Start of Records provided
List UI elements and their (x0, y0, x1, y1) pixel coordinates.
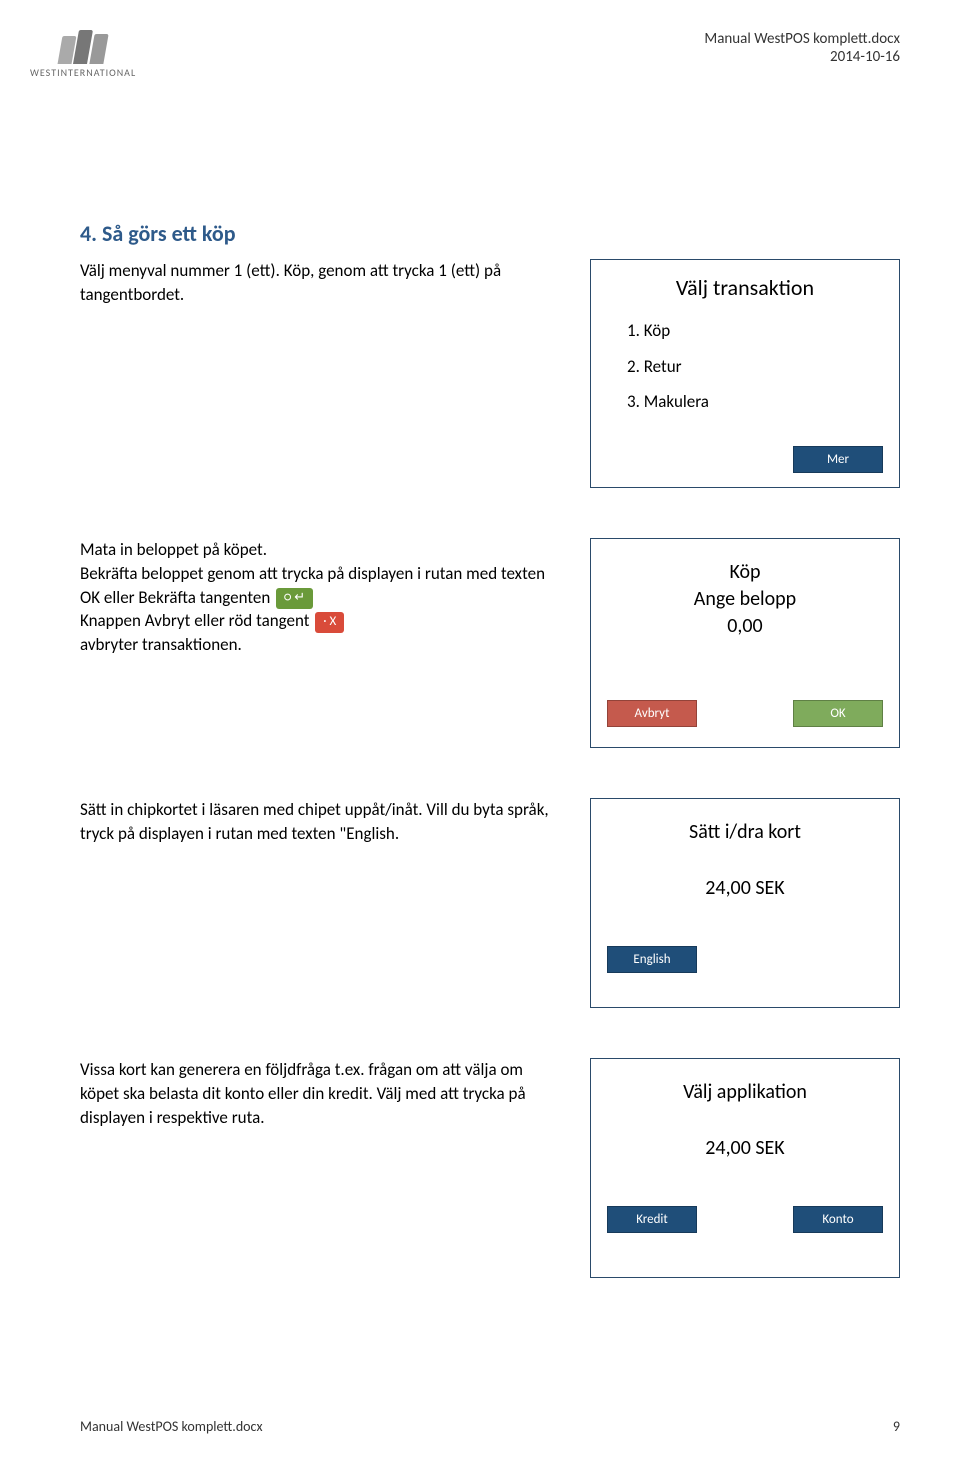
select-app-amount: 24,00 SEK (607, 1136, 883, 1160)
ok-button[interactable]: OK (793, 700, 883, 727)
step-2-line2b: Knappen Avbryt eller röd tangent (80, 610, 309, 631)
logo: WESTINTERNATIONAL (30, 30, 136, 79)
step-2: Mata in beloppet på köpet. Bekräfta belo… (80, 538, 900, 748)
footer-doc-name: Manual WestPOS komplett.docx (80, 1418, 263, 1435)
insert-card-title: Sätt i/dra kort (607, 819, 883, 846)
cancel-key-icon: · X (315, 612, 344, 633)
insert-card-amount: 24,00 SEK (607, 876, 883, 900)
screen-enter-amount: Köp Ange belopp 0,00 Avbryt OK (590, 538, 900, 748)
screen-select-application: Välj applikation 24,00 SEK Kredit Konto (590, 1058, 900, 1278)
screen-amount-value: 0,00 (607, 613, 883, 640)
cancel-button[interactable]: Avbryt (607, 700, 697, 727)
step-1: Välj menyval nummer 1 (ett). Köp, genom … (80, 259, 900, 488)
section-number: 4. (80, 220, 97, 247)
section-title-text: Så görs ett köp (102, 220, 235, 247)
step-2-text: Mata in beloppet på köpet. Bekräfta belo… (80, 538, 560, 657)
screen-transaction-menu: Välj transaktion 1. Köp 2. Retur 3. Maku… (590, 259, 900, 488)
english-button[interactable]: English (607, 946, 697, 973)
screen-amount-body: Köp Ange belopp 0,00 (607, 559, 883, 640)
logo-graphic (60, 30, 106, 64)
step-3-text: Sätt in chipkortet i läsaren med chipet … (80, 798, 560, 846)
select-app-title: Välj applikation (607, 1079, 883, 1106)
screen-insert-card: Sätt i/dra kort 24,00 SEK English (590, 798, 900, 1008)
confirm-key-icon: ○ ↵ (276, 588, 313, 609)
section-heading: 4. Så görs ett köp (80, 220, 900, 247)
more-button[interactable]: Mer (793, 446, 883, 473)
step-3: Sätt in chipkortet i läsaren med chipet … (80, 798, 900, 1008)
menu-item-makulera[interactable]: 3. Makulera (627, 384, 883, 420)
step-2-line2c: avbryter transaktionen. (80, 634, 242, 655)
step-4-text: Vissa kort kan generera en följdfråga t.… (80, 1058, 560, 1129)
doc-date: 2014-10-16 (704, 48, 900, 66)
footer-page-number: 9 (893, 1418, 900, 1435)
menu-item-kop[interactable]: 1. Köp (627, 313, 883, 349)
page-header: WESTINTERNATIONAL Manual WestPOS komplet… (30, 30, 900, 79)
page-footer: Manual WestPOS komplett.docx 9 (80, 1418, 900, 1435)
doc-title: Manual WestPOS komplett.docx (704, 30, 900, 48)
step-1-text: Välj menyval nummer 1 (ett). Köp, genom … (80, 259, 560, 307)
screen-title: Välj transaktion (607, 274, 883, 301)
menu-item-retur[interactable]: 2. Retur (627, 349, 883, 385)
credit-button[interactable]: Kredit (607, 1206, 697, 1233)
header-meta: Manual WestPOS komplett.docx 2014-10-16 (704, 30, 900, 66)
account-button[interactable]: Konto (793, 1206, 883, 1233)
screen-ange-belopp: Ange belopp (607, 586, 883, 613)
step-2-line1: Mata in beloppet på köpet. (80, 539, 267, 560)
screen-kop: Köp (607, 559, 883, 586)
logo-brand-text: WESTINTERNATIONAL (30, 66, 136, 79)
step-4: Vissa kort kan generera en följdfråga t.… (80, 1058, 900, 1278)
End of Records provided
Start of Records provided
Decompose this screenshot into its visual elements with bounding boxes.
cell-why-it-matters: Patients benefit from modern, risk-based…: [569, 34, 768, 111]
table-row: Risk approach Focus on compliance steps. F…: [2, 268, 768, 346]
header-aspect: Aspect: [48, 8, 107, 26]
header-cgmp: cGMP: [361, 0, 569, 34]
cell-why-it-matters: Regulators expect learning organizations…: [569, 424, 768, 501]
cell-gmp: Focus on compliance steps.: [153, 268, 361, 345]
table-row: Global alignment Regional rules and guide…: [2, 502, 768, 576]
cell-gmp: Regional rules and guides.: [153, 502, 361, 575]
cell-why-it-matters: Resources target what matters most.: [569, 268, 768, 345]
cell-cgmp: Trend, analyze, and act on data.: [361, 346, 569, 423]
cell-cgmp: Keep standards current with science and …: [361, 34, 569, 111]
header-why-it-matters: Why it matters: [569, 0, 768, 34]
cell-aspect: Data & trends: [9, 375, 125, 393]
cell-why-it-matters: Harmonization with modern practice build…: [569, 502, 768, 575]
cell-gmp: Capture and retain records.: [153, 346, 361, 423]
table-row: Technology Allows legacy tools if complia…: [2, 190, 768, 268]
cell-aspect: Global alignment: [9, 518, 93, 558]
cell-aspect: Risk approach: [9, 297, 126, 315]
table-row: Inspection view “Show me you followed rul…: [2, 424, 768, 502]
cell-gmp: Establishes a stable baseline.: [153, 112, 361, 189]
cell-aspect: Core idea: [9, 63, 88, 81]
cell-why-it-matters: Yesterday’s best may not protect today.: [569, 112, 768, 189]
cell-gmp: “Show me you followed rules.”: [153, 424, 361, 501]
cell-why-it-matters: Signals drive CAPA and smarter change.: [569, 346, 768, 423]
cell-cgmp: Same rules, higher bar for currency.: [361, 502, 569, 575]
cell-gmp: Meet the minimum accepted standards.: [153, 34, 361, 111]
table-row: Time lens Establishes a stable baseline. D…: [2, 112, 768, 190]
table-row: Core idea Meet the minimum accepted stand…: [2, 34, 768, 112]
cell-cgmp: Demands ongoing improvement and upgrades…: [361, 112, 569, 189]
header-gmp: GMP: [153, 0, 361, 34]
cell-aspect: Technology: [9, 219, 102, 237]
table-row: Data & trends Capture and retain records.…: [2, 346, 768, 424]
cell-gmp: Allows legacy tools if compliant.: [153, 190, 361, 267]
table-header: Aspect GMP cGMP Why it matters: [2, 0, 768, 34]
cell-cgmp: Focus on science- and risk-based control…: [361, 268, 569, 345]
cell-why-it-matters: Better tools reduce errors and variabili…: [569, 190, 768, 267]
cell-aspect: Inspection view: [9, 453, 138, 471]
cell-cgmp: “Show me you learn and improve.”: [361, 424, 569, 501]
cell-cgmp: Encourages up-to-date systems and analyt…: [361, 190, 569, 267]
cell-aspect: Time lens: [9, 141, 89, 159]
End of Records provided
Start of Records provided
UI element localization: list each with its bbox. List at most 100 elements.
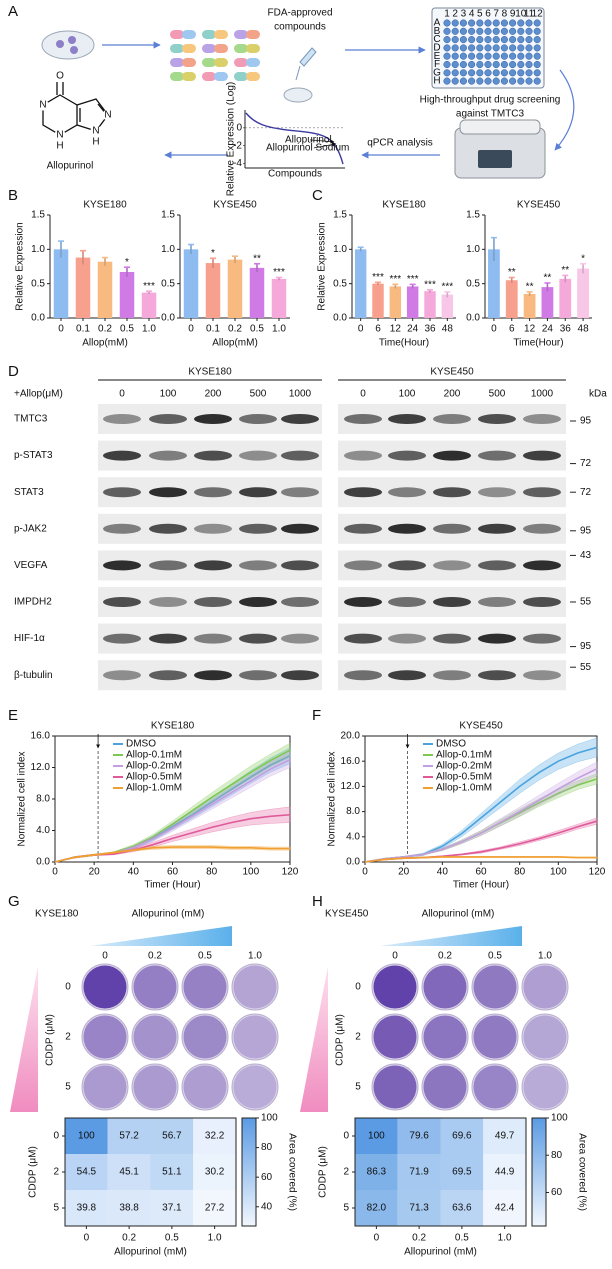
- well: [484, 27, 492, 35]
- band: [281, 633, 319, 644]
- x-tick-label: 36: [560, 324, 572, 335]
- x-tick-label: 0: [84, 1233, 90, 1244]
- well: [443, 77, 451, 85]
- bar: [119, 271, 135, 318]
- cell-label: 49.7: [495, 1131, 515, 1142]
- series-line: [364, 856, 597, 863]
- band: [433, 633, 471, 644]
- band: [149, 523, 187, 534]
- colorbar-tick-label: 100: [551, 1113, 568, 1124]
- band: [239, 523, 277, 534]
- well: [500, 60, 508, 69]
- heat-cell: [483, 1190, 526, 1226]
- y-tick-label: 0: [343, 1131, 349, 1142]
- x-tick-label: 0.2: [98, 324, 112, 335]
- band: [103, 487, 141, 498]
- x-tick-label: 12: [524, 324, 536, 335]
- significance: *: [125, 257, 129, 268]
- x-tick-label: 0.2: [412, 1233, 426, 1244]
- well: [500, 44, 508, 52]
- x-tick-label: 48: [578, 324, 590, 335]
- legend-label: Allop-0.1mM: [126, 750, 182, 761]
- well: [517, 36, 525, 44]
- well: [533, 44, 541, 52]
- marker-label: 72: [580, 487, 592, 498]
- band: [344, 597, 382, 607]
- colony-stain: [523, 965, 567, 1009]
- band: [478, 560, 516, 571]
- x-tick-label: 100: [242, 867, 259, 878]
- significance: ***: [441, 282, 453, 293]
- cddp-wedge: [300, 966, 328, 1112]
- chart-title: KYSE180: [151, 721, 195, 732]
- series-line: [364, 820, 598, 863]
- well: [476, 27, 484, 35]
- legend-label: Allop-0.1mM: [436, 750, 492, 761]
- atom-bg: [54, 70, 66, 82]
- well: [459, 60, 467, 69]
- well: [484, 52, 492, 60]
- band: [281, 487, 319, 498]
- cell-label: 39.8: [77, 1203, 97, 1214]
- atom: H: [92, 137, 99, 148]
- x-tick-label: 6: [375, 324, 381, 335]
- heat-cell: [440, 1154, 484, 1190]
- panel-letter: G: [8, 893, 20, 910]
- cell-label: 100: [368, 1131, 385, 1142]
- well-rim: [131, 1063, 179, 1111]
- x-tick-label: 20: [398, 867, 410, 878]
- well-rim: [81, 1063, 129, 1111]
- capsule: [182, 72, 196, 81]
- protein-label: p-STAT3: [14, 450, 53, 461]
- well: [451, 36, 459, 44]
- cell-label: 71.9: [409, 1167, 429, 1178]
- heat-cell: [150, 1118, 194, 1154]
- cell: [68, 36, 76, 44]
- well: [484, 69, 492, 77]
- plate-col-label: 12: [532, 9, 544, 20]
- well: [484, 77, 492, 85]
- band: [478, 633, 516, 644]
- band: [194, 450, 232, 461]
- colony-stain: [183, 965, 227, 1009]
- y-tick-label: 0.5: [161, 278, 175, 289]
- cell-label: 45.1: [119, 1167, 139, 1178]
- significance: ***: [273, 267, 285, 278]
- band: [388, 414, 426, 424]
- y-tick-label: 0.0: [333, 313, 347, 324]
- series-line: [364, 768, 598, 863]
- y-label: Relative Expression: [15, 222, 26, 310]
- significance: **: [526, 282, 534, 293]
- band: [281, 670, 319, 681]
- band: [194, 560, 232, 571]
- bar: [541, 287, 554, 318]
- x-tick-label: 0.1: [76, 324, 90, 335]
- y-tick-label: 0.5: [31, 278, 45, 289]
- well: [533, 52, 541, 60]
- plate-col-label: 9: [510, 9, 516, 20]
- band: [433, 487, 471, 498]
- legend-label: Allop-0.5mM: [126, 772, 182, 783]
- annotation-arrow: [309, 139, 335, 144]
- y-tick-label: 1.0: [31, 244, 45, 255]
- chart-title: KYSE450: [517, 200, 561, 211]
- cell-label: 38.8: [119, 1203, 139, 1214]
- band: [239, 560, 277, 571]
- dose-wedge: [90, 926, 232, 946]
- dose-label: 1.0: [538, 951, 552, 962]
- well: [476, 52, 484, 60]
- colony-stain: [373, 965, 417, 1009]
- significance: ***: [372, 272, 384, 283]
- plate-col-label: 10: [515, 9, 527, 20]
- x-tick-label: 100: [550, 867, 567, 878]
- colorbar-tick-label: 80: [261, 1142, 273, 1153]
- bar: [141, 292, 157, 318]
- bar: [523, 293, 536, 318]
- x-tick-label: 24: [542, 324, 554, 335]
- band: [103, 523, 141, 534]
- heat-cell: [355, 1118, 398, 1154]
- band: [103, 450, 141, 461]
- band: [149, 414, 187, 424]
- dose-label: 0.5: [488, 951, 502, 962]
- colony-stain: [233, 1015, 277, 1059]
End of Records provided
What the exercise asks
Note every line above where the string "följdfråga" shows up, and copy those lines.

Your solution
step-4-text: Vissa kort kan generera en följdfråga t.… (80, 1058, 560, 1129)
step-4: Vissa kort kan generera en följdfråga t.… (80, 1058, 900, 1278)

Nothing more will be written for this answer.